Selected text »
Start of Block

3. Explore the Ten Types of Innovation

For each product category or segment that you want to take into account, brainstorm ways to enhance or rethink your approach:

  • Profit Model: How can you change how your business generates revenue and captures value?
    • Example: Hilti offers a subscription service for construction tools, reducing the need for companies to purchase and maintain expensive equipment, thus promoting a more sustainable use of resources.
  • Network: How can partnerships expand your reach?
    • Example: Unilever collaborates with NGOs and local governments to enhance sustainable sourcing practices, ensuring that their supply chain is both ethical and more environmentally friendly.
  • Structure: Can you redesign how your teams work together?
    • Example: Patagonia has integrated sustainability into its corporate structure by creating roles focused on environmental impact, ensuring that every team considers sustainability in their operations.
  • Process: What internal workflows can be optimized?
    • Example: Interface, a carpet manufacturer, uses closed-loop recycling processes to reduce waste by turning old carpets into new ones, significantly lowering resource consumption. NIAGA, a similar DSM product, followed their lead.
  • Product Performance: How can you enhance functionality or quality?
    • Example: Tesla continuously improves its electric vehicles to increase battery efficiency and range, reducing the environmental impact of transportation.
  • Product System: Can you create complementary products that add value?
    • Example: Apple promotes sustainability by creating a product ecosystem where devices like iPhones, iPads, and MacBooks work seamlessly together, encouraging longer product lifecycles and reducing electronic waste.
  • Service: How can you enrich customer experiences?
    • Example: Fairphone offers repairable smartphones with ethically sourced materials, providing customers with sustainable technology options and extending product life.
  • Channel: Are there new ways to reach customers?
    • Example: Warby Parker uses a direct-to-consumer model to sell eyewear online, minimizing the carbon footprint associated with traditional retail operations.
  • Brand: How can your story build loyalty?
    • Example: Patagonia aligns its brand with environmental activism, engaging customers who are passionate about sustainability and fostering brand loyalty through shared values.
  • User Engagement: How can you deepen emotional connections?
    • Example: LEGO engages its community by encouraging creativity through user-generated content and events focused on sustainability themes, such as building projects that highlight environmental issues.

4. Prioritize and prototype

When choosing to innovate a product or service category, select 2-3 innovation types that have so far been underused and that would leverage your resources and team strengths while also addressing customer needs.

  • Prototype solutions for each selected type.
  • Run small, “safe-to-fail” experiments and measure results.
    🔗 Check out the Experiment Design tool in the Maker craft.

4. What outcomes to aim for

By applying the Ten Types of Innovation tool, you can expect the following outcomes:

  • Broader perspectives: See innovation opportunities that go beyond mere product improvements.
  • Strategic alignment: Ensure that your innovations support both customer and organizational goals.
  • Iterative progress: Build confidence within your organization through testing and adapting prototypes.

5. How to take this further

To deepen your innovation practice, you could take the following steps:

  • Scale experiments: Once prototypes succeed, implement them on a larger scale.
  • Combine types: Experiment with blending multiple innovation types for even greater impact.
  • Educate stakeholders: Share the framework across your organization to embed a culture of innovation.

6. Resources and references

This tool has been borrowed from Ten Types of Innovation: The Discipline of Building Breakthroughs by Larry Keeley.

End of Block

Listed records »
Start of Block

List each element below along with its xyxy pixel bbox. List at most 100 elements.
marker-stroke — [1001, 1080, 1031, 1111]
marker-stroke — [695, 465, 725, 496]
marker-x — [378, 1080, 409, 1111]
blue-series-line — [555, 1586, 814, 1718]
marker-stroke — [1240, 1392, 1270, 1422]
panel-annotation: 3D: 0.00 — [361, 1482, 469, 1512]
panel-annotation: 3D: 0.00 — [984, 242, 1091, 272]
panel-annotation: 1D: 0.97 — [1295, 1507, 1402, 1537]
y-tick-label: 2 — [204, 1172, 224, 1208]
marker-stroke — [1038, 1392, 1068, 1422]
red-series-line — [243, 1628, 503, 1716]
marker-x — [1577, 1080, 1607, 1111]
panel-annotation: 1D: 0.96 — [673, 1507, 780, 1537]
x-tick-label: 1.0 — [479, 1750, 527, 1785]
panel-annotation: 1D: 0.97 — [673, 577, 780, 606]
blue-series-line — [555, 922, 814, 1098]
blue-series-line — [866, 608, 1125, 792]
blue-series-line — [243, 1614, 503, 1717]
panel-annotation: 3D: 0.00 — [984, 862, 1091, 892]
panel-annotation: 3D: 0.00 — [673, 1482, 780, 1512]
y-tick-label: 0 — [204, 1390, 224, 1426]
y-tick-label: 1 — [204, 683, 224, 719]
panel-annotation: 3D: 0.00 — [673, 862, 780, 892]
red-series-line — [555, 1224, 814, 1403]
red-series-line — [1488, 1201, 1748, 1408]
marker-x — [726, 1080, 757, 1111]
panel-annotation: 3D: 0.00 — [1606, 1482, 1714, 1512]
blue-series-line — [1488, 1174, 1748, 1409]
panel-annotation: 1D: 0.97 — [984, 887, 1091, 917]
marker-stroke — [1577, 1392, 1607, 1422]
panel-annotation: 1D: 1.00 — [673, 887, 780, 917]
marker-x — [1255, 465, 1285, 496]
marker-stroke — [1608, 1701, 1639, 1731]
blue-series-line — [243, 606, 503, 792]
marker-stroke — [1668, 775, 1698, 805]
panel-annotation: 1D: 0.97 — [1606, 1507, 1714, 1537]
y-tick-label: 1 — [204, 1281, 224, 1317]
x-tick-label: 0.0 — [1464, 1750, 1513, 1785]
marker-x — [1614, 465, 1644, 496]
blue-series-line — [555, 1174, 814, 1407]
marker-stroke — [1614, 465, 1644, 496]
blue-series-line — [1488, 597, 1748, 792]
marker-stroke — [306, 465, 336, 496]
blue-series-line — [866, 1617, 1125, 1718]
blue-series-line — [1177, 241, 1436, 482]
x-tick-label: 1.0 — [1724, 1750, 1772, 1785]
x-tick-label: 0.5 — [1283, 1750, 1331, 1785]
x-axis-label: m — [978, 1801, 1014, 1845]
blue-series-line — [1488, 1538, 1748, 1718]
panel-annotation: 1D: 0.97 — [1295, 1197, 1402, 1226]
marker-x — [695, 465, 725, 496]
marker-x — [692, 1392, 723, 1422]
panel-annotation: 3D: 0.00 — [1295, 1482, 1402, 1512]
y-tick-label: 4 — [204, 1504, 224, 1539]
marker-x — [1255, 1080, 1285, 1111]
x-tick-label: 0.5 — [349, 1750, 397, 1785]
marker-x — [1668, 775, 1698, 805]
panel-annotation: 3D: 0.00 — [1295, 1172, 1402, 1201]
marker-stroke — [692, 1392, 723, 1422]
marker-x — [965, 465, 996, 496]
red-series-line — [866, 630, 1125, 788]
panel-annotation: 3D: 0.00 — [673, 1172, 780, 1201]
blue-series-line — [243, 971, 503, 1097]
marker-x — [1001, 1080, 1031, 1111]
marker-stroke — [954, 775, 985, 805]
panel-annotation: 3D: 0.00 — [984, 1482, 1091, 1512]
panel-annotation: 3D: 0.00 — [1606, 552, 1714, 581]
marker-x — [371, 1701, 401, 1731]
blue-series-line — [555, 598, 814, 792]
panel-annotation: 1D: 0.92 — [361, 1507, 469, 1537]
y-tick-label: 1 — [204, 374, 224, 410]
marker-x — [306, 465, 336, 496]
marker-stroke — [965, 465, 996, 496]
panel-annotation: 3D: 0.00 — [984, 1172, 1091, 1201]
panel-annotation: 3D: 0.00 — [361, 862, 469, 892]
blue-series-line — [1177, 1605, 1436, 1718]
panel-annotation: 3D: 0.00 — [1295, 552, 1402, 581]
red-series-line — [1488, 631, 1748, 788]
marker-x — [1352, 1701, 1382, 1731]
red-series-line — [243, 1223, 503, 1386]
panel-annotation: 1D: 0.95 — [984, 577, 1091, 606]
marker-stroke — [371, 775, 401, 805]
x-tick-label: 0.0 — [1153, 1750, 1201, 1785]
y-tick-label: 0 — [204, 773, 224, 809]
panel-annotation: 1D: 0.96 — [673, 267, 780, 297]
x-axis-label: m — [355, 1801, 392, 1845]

End of Block

Tasks to carry out »
a – Translate this sentence from the Ten Types of Innovation guide into Spanish: "Once prototypes succeed, implement them on a larger scale."
b – In the Ten Types of Innovation guide, which company offers a subscription service for construction tools?
You can do the tasks without the records.

Exercise answers »
a – Una vez que los prototipos tengan éxito, impleméntalos a mayor escala.

b – Hilti